▶ [DIRECTIONS FOR THIS TASK] Without the pictures, copy the entries below word for word.

▶ [Dataset items]
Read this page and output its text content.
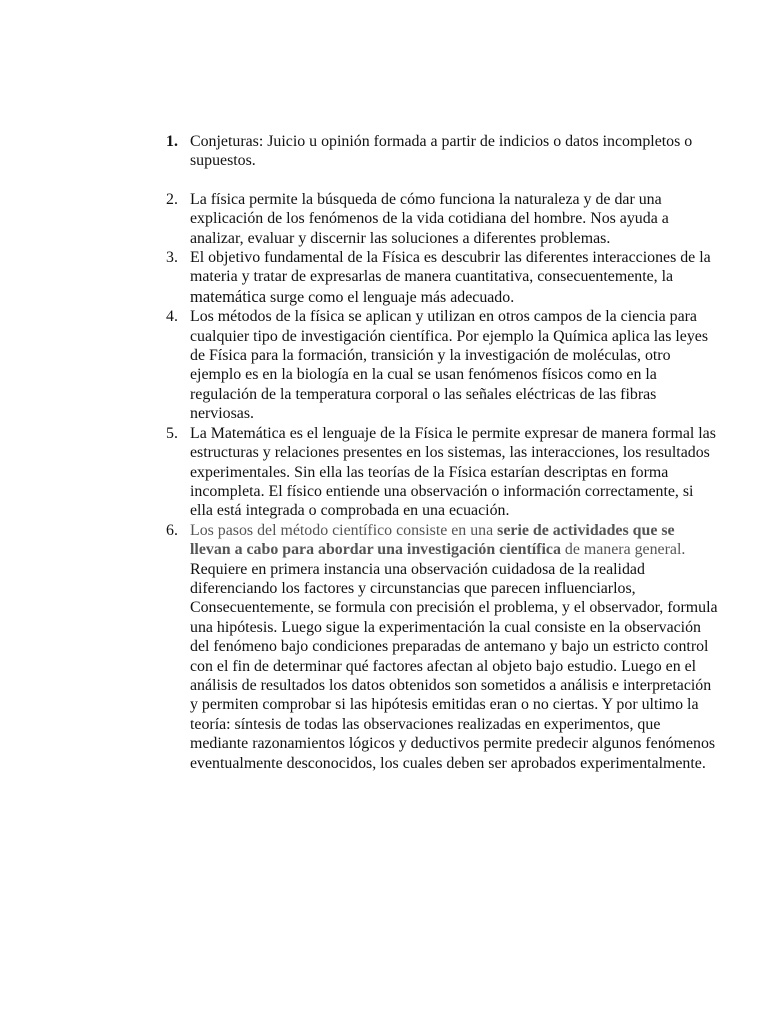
1. Conjeturas: Juicio u opinión formada a partir de indicios o datos incompletos o supuestos.
2. La física permite la búsqueda de cómo funciona la naturaleza y de dar una explicación de los fenómenos de la vida cotidiana del hombre. Nos ayuda a analizar, evaluar y discernir las soluciones a diferentes problemas.
3. El objetivo fundamental de la Física es descubrir las diferentes interacciones de la materia y tratar de expresarlas de manera cuantitativa, consecuentemente, la matemática surge como el lenguaje más adecuado.
4. Los métodos de la física se aplican y utilizan en otros campos de la ciencia para cualquier tipo de investigación científica. Por ejemplo la Química aplica las leyes de Física para la formación, transición y la investigación de moléculas, otro ejemplo es en la biología en la cual se usan fenómenos físicos como en la regulación de la temperatura corporal o las señales eléctricas de las fibras nerviosas.
5. La Matemática es el lenguaje de la Física le permite expresar de manera formal las estructuras y relaciones presentes en los sistemas, las interacciones, los resultados experimentales. Sin ella las teorías de la Física estarían descriptas en forma incompleta. El físico entiende una observación o información correctamente, si ella está integrada o comprobada en una ecuación.
6. Los pasos del método científico consiste en una serie de actividades que se llevan a cabo para abordar una investigación científica de manera general. Requiere en primera instancia una observación cuidadosa de la realidad diferenciando los factores y circunstancias que parecen influenciarlos, Consecuentemente, se formula con precisión el problema, y el observador, formula una hipótesis. Luego sigue la experimentación la cual consiste en la observación del fenómeno bajo condiciones preparadas de antemano y bajo un estricto control con el fin de determinar qué factores afectan al objeto bajo estudio. Luego en el análisis de resultados los datos obtenidos son sometidos a análisis e interpretación y permiten comprobar si las hipótesis emitidas eran o no ciertas. Y por ultimo la teoría: síntesis de todas las observaciones realizadas en experimentos, que mediante razonamientos lógicos y deductivos permite predecir algunos fenómenos eventualmente desconocidos, los cuales deben ser aprobados experimentalmente.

▶ [RESPONSE TO THIS TASK]
Read this page and output its text content.
1. Conjeturas: Juicio u opinión formada a partir de indicios o datos incompletos o supuestos.
2. La física permite la búsqueda de cómo funciona la naturaleza y de dar una explicación de los fenómenos de la vida cotidiana del hombre. Nos ayuda a analizar, evaluar y discernir las soluciones a diferentes problemas.
3. El objetivo fundamental de la Física es descubrir las diferentes interacciones de la materia y tratar de expresarlas de manera cuantitativa, consecuentemente, la matemática surge como el lenguaje más adecuado.
4. Los métodos de la física se aplican y utilizan en otros campos de la ciencia para cualquier tipo de investigación científica. Por ejemplo la Química aplica las leyes de Física para la formación, transición y la investigación de moléculas, otro ejemplo es en la biología en la cual se usan fenómenos físicos como en la regulación de la temperatura corporal o las señales eléctricas de las fibras nerviosas.
5. La Matemática es el lenguaje de la Física le permite expresar de manera formal las estructuras y relaciones presentes en los sistemas, las interacciones, los resultados experimentales. Sin ella las teorías de la Física estarían descriptas en forma incompleta. El físico entiende una observación o información correctamente, si ella está integrada o comprobada en una ecuación.
6. Los pasos del método científico consiste en una serie de actividades que se llevan a cabo para abordar una investigación científica de manera general. Requiere en primera instancia una observación cuidadosa de la realidad diferenciando los factores y circunstancias que parecen influenciarlos, Consecuentemente, se formula con precisión el problema, y el observador, formula una hipótesis. Luego sigue la experimentación la cual consiste en la observación del fenómeno bajo condiciones preparadas de antemano y bajo un estricto control con el fin de determinar qué factores afectan al objeto bajo estudio. Luego en el análisis de resultados los datos obtenidos son sometidos a análisis e interpretación y permiten comprobar si las hipótesis emitidas eran o no ciertas. Y por ultimo la teoría: síntesis de todas las observaciones realizadas en experimentos, que mediante razonamientos lógicos y deductivos permite predecir algunos fenómenos eventualmente desconocidos, los cuales deben ser aprobados experimentalmente.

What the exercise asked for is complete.